● PROBLEM STATEMENT:
Pick out every line in the rows below that contains the string "Endpoint", and copy each of those lines.
## START INPUT FOR THIS TASK
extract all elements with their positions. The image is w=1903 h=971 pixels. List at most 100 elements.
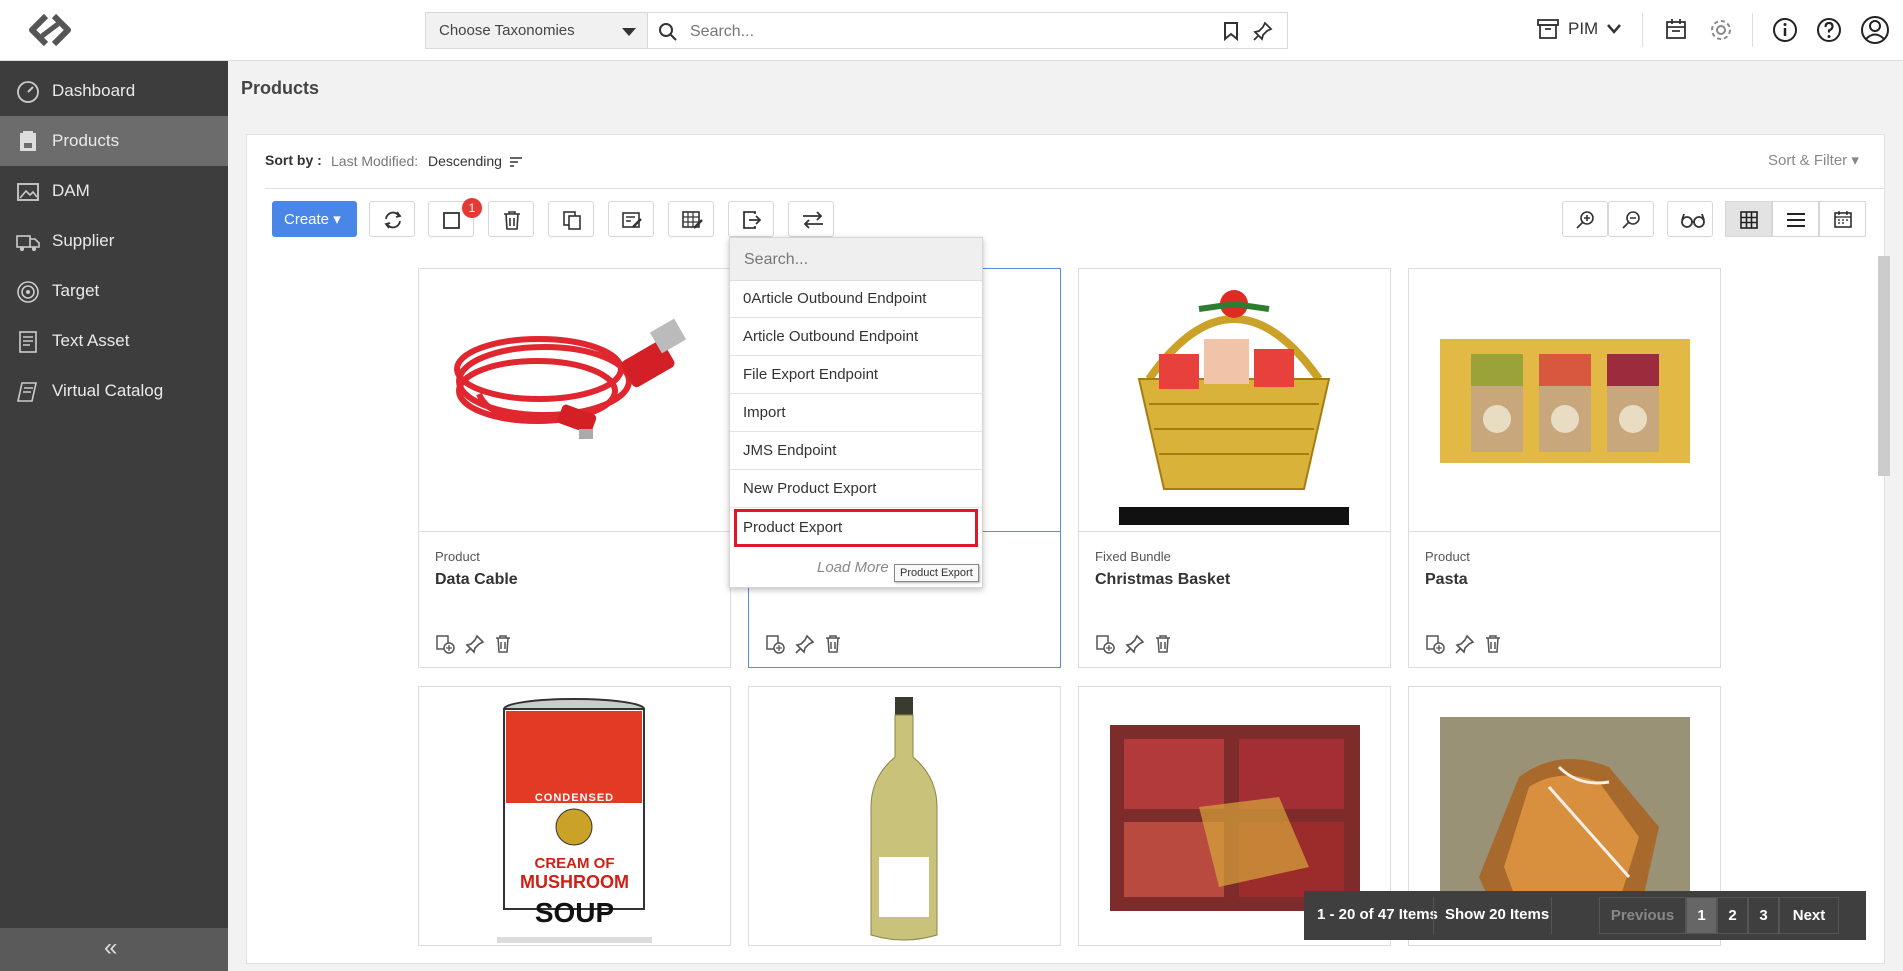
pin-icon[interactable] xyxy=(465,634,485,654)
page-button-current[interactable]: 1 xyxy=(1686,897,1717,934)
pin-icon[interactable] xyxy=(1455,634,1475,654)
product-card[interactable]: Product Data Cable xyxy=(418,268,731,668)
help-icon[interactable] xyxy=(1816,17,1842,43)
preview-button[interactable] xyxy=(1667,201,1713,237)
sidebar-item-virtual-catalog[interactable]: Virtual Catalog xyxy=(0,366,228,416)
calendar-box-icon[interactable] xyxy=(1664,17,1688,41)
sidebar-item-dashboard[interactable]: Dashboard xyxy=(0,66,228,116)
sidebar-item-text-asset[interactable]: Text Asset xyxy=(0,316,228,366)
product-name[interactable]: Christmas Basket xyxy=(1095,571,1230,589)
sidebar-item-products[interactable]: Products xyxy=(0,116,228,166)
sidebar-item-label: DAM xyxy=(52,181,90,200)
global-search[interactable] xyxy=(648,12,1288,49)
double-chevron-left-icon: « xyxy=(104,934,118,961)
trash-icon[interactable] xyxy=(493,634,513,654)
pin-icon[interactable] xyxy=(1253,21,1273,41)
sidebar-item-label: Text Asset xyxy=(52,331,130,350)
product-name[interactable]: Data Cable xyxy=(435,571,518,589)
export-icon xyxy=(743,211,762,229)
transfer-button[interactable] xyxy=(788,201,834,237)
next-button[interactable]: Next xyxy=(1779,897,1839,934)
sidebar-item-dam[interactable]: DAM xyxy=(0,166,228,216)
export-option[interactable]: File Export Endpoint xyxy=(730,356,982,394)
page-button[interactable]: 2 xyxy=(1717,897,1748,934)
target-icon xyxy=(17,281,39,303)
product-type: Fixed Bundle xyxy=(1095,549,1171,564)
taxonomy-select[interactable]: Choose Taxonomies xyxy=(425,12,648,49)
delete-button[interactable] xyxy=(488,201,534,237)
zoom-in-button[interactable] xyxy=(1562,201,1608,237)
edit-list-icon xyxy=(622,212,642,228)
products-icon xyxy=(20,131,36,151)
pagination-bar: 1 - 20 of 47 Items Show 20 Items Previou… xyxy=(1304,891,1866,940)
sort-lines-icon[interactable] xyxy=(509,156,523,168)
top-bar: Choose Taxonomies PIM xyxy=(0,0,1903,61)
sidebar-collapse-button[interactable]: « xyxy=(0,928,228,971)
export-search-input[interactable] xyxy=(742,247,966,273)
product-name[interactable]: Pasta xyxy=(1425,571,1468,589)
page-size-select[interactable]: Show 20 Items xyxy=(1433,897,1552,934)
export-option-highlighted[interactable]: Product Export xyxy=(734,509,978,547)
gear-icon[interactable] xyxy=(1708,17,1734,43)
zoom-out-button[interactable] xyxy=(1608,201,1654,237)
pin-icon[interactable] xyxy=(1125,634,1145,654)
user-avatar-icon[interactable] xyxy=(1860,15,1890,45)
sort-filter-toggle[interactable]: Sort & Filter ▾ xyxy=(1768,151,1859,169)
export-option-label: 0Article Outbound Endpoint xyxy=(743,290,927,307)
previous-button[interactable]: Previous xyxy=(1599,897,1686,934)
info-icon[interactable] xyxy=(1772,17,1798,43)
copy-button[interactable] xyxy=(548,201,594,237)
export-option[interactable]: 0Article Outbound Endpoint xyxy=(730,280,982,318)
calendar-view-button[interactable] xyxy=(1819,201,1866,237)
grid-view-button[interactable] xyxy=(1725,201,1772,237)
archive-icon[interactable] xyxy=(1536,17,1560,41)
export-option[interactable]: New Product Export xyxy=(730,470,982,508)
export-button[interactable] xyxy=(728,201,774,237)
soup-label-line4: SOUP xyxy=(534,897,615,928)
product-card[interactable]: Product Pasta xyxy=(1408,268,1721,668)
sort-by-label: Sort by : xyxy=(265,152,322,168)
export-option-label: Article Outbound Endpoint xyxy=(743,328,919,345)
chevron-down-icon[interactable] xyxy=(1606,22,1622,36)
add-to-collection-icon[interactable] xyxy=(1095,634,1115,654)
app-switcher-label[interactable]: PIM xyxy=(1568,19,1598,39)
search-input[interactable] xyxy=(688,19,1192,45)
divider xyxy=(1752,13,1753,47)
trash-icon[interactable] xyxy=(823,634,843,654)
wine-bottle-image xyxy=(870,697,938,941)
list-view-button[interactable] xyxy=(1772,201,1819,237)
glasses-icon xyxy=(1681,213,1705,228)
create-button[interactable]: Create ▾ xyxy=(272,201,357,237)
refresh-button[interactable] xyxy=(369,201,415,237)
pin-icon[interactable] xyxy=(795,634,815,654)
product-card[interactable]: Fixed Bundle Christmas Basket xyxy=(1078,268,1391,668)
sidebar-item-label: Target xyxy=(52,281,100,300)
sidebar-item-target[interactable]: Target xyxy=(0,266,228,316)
## END INPUT FOR THIS TASK
● WORKED ANSWER:
export-option[interactable]: File Export Endpoint xyxy=(730,356,982,394)
export-option-label: 0Article Outbound Endpoint xyxy=(743,290,927,307)
export-option[interactable]: 0Article Outbound Endpoint xyxy=(730,280,982,318)
export-option-label: Article Outbound Endpoint xyxy=(743,328,919,345)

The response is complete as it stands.